══ EXERCISE PASSAGE

In this presentation Áine McAllister shares poetic output from a recent poetic inquiry project to frame a discussion on applied ethnopoetic analysis as a means of revealing voice, the ethical considerations of representation and ‘ownership' and share reflections on the intersection between ethnopoetics as a linguistic analysis technique and the researcher's poetic representation. She discusses poetry as a viable method of presenting research findings because of its capacity as a form to remain close to or ‘true' to the voice of research participants and their perspectives.Check out "Seeking Access" Poetic Inquiry Pamphlet and the Poetic Inquiry Video Áine McAllister is a Lecturer at UCL Institute of Education. Her research interests include critical poetic inquiry as a dialogic pedagogical approach, applied ethnopoetic analysis (linguistic ethnography) of conversational narrative to uncover voice and dialogue as a means to elicit poetry to amplify voice. Her work is situated at the intersection of applied linguistics and poetry as research.

════
══ DATA EXTRACTS

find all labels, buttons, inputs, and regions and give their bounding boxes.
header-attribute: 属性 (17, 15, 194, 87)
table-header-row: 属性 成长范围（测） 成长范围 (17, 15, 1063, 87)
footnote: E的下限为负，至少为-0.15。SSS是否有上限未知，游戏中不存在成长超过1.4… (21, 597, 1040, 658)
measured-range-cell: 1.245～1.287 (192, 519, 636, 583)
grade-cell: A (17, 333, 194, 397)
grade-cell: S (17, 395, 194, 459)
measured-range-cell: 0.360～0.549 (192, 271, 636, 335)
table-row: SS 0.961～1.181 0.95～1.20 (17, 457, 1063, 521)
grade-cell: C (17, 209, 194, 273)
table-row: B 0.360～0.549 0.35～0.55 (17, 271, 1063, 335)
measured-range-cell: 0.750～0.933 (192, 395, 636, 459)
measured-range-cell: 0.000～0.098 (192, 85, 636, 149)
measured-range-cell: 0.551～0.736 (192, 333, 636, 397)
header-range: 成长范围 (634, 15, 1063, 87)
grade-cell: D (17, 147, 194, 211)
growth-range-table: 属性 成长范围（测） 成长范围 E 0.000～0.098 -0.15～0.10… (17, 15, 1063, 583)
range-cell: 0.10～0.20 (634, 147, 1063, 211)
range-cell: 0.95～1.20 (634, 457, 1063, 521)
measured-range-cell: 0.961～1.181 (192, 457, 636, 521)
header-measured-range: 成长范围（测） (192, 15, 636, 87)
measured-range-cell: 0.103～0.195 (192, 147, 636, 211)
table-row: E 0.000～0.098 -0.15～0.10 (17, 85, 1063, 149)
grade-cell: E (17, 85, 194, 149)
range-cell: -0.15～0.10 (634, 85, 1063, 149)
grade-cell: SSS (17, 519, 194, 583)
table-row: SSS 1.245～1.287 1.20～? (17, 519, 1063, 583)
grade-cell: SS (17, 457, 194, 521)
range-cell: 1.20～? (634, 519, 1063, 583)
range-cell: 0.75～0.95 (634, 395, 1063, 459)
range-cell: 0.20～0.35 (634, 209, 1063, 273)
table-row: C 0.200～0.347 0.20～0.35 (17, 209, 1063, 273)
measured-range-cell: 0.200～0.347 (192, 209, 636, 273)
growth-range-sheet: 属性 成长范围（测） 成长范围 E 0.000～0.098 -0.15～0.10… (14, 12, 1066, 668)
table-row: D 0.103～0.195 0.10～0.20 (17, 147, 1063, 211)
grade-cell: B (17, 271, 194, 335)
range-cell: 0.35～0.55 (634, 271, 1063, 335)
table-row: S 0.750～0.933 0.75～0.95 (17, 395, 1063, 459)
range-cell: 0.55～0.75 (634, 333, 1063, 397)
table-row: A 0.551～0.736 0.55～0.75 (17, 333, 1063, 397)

════

* EXERCISE INSTRUCTIONS:
(1) According to the presentation summary, why does McAllister regard poetry as a viable method of presenting research findings?
(2) Answer these questions from the presentation summary.
(a) Where is Áine McAllister a Lecturer?
(b) From what kind of project does the poetic output she shares come?
(c) At the intersection of which two fields is her work situated?
None of the entries are needed for this exercise.

* ANSWERS BELOW:
(1) She regards it as viable because, as a form, poetry can remain close or "true" to the voice of research participants and to their perspectives.

(2)
(a) UCL Institute of Education.
(b) A recent poetic inquiry project.
(c) Applied linguistics and poetry as research.